»»

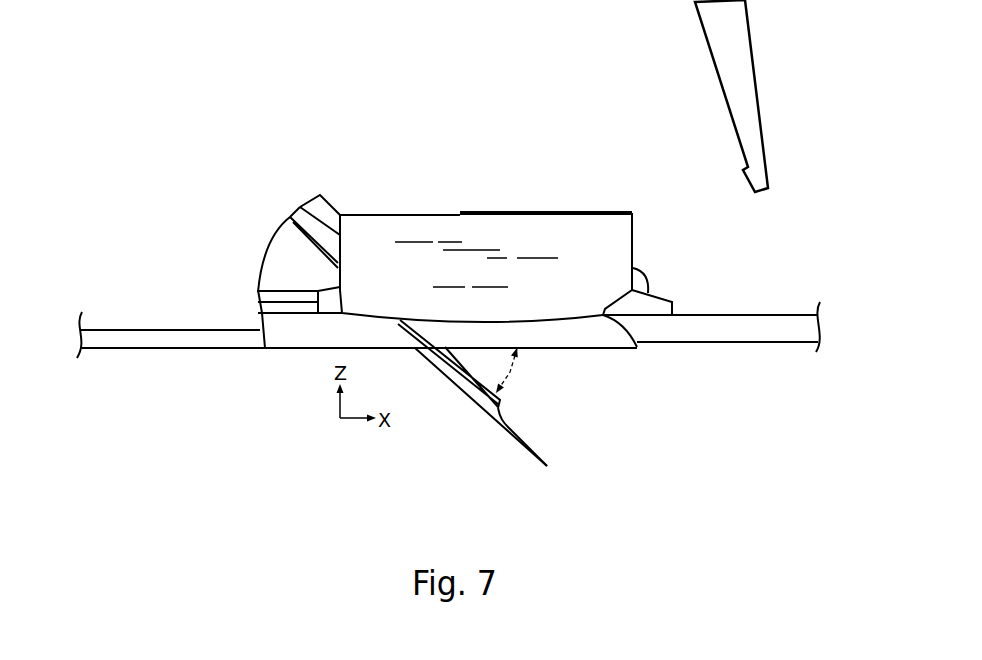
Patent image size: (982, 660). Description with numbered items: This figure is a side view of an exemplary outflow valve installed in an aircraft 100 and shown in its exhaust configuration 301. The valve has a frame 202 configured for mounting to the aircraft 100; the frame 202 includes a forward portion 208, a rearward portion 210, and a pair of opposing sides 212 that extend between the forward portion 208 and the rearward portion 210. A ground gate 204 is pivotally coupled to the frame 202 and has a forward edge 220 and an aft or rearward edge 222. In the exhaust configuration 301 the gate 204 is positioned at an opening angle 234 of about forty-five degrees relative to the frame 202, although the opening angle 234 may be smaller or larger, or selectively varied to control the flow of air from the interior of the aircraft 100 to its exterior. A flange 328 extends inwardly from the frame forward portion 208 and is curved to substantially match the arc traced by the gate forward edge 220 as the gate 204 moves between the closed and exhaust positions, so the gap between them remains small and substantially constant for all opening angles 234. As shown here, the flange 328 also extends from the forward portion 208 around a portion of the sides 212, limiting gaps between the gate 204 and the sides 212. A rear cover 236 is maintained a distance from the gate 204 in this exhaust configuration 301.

The aircraft 100 is at (107, 342).
The frame 202 is at (288, 350).
The ground gate 204 is at (478, 407).
The forward portion 208 is at (236, 311).
The rearward portion 210 is at (694, 297).
The opposing sides 212 is at (533, 305).
The forward edge 220 is at (313, 198).
The rearward edge 222 is at (550, 467).
The opening angle 234 is at (512, 371).
The rear cover 236 is at (758, 92).
The exhaust configuration 301 is at (593, 452).
The flange 328 is at (275, 263).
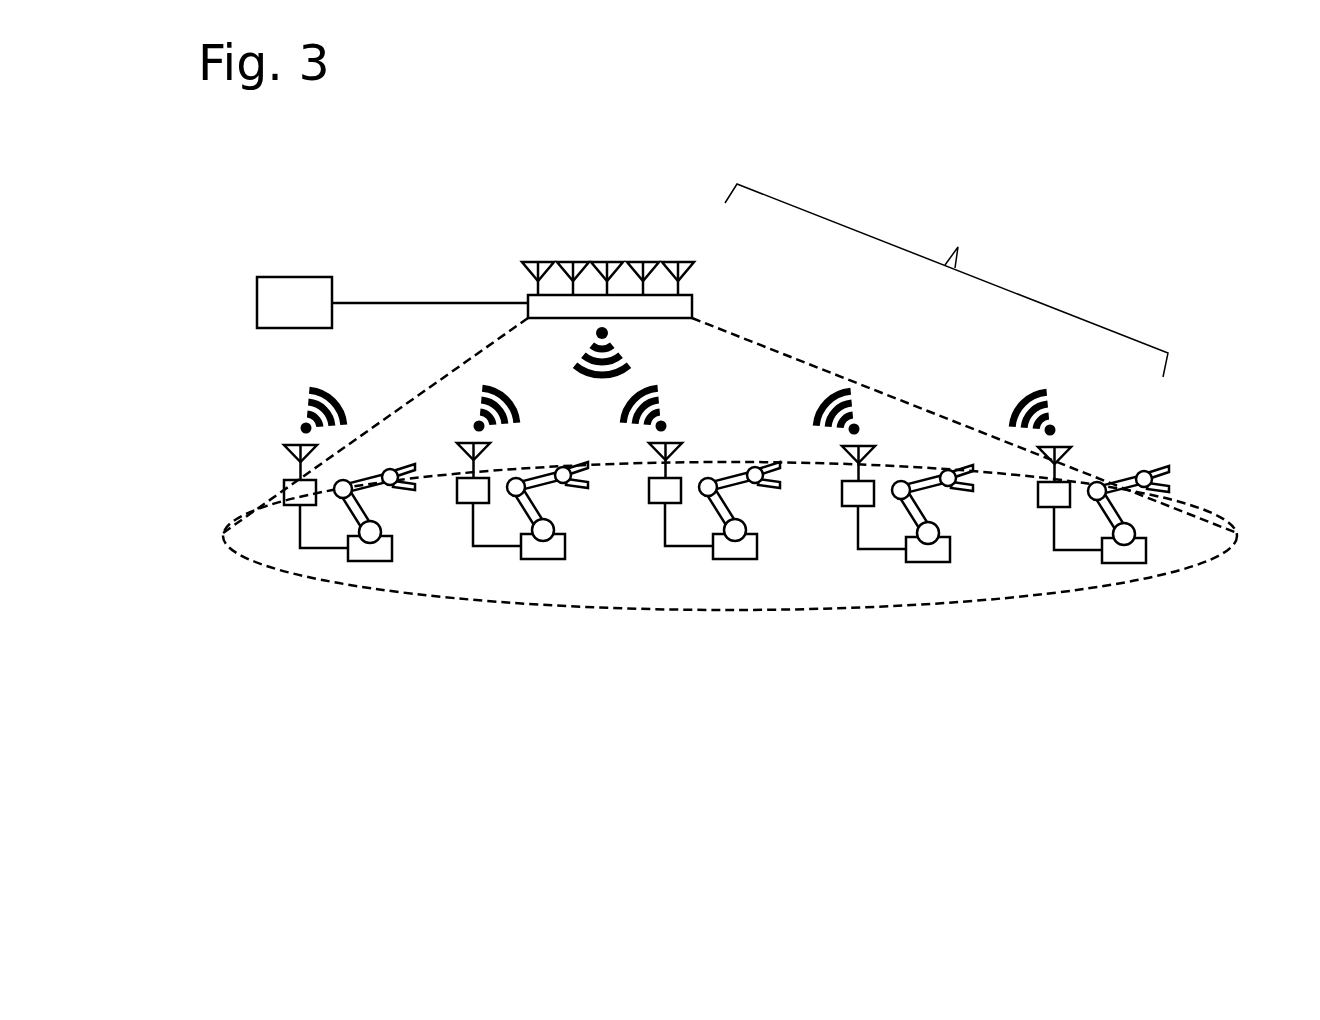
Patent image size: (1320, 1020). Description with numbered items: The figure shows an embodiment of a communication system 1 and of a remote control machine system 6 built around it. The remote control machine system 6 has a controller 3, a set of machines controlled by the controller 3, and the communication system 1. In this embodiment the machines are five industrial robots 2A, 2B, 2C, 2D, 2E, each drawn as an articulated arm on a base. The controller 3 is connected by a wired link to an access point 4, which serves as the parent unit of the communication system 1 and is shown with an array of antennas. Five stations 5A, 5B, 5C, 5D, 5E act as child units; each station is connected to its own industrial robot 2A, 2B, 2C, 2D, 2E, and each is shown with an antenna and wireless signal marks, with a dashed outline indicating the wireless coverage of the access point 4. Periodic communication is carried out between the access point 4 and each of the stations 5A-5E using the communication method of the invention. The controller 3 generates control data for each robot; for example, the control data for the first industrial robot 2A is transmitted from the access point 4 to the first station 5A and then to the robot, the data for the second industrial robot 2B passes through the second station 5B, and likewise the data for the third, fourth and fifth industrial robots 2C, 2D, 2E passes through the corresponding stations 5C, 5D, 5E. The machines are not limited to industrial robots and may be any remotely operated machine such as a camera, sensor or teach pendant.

The communication system 1 is at (946, 280).
The first industrial robot 2A is at (370, 555).
The second industrial robot 2B is at (542, 552).
The third industrial robot 2C is at (735, 552).
The fourth industrial robot 2D is at (927, 552).
The fifth industrial robot 2E is at (1125, 553).
The controller 3 is at (277, 288).
The access point 4 is at (680, 307).
The first station 5A is at (288, 488).
The second station 5B is at (477, 488).
The third station 5C is at (660, 490).
The fourth station 5D is at (852, 495).
The fifth station 5E is at (1062, 488).
The remote control machine system 6 is at (432, 209).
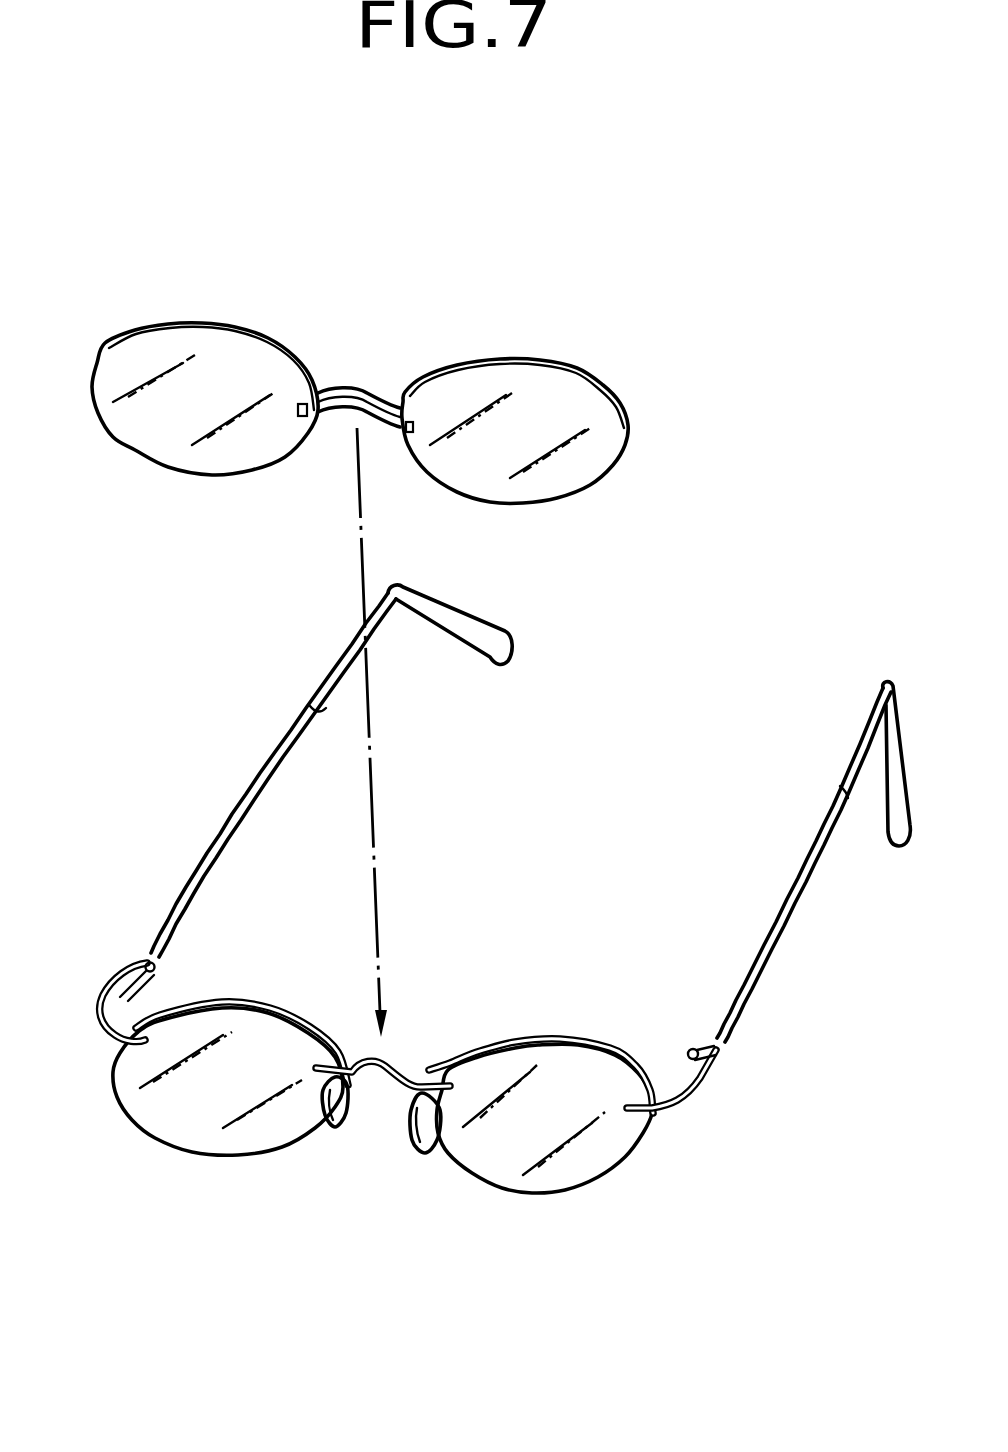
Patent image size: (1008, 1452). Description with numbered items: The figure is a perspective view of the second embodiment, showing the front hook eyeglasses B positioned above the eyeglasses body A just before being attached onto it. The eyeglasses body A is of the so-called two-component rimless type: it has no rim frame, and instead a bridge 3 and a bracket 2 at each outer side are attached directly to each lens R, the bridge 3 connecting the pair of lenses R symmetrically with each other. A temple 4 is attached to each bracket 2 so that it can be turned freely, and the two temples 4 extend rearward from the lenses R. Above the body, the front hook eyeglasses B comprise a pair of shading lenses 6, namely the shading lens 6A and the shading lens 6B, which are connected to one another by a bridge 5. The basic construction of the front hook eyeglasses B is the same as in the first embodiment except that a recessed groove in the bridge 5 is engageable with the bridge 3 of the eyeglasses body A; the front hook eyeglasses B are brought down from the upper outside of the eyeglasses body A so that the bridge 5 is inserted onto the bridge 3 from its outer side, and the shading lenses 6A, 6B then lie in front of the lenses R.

The eyeglasses body A is at (264, 1260).
The front hook eyeglasses B is at (600, 349).
The bracket 2 is at (689, 1103).
The bridge 3 is at (400, 1060).
The temple 4 is at (210, 842).
The lens R is at (525, 1187).
The bridge 5 is at (372, 390).
The shading lenses 6 is at (490, 236).
The shading lens 6A is at (273, 353).
The shading lens 6B is at (467, 378).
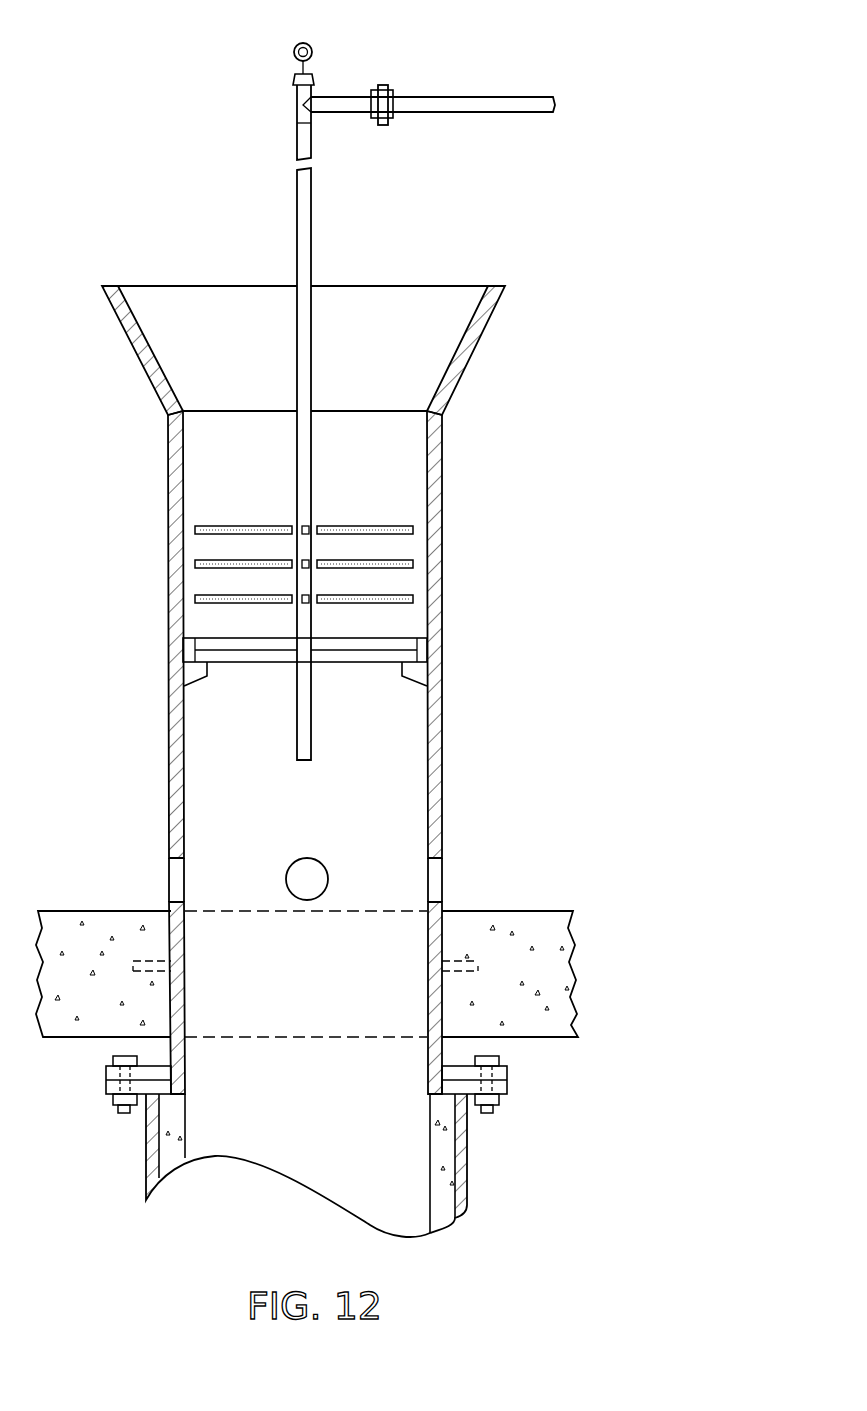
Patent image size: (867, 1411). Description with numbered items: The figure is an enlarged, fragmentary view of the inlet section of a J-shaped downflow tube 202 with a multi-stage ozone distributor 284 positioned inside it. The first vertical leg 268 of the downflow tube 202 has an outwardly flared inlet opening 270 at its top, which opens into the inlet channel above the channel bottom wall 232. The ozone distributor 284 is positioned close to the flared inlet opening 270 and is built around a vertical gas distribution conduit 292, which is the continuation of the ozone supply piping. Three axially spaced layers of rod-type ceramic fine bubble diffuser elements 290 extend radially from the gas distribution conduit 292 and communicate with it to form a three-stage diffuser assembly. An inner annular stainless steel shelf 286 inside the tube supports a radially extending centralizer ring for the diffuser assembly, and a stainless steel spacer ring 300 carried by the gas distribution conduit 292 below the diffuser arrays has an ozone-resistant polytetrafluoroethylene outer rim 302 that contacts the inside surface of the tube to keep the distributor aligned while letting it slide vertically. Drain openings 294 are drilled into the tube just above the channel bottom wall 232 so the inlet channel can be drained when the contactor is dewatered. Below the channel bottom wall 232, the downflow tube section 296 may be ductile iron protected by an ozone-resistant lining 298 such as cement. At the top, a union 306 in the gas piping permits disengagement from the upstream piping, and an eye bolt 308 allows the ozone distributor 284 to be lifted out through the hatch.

The downflow tube 202 is at (552, 676).
The channel bottom wall 232 is at (573, 945).
The first vertical leg 268 is at (443, 752).
The flared inlet opening 270 is at (468, 357).
The ozone distributor 284 is at (476, 505).
The annular shelf 286 is at (402, 677).
The fine bubble diffuser elements 290 is at (195, 530).
The gas distribution conduit 292 is at (297, 454).
The drain openings 294 is at (170, 880).
The downflow tube section 296 is at (467, 1163).
The ozone-resistant lining 298 is at (428, 1152).
The spacer ring 300 is at (238, 663).
The outer rim 302 is at (421, 644).
The union 306 is at (383, 84).
The eye bolt 308 is at (298, 45).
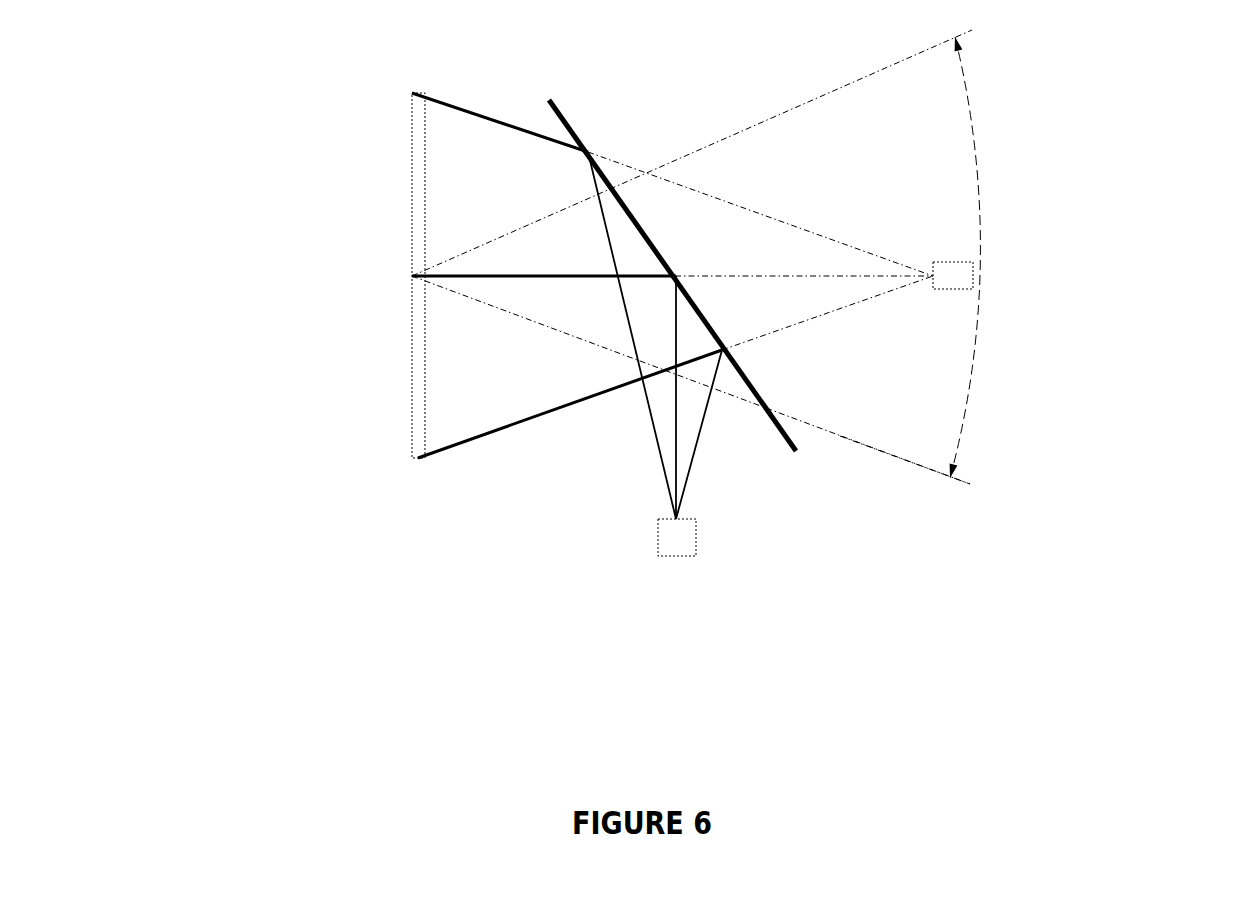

««

### GOAL
Reproduce everything above, from the line containing "Patent image size: (1320, 1020)." down to the line containing "The fourth industrial", keeping both of those lines and changing nothing.

### ANSWER TO THIS PROBLEM
Patent image size: (1320, 1020). Description with numbered items: The figure shows an embodiment of a communication system 1 and of a remote control machine system 6 built around it. The remote control machine system 6 has a controller 3, a set of machines controlled by the controller 3, and the communication system 1. In this embodiment the machines are five industrial robots 2A, 2B, 2C, 2D, 2E, each drawn as an articulated arm on a base. The controller 3 is connected by a wired link to an access point 4, which serves as the parent unit of the communication system 1 and is shown with an array of antennas. Five stations 5A, 5B, 5C, 5D, 5E act as child units; each station is connected to its own industrial robot 2A, 2B, 2C, 2D, 2E, and each is shown with an antenna and wireless signal marks, with a dashed outline indicating the wireless coverage of the access point 4. Periodic communication is carried out between the access point 4 and each of the stations 5A-5E using the communication method of the invention. The controller 3 generates control data for each robot; for example, the control data for the first industrial robot 2A is transmitted from the access point 4 to the first station 5A and then to the robot, the data for the second industrial robot 2B passes through the second station 5B, and likewise the data for the third, fourth and fifth industrial robots 2C, 2D, 2E passes through the corresponding stations 5C, 5D, 5E. The machines are not limited to industrial robots and may be any remotely operated machine such as a camera, sensor or teach pendant.

The communication system 1 is at (946, 280).
The first industrial robot 2A is at (370, 555).
The second industrial robot 2B is at (542, 552).
The third industrial robot 2C is at (735, 552).
The fourth industrial robot 2D is at (927, 552).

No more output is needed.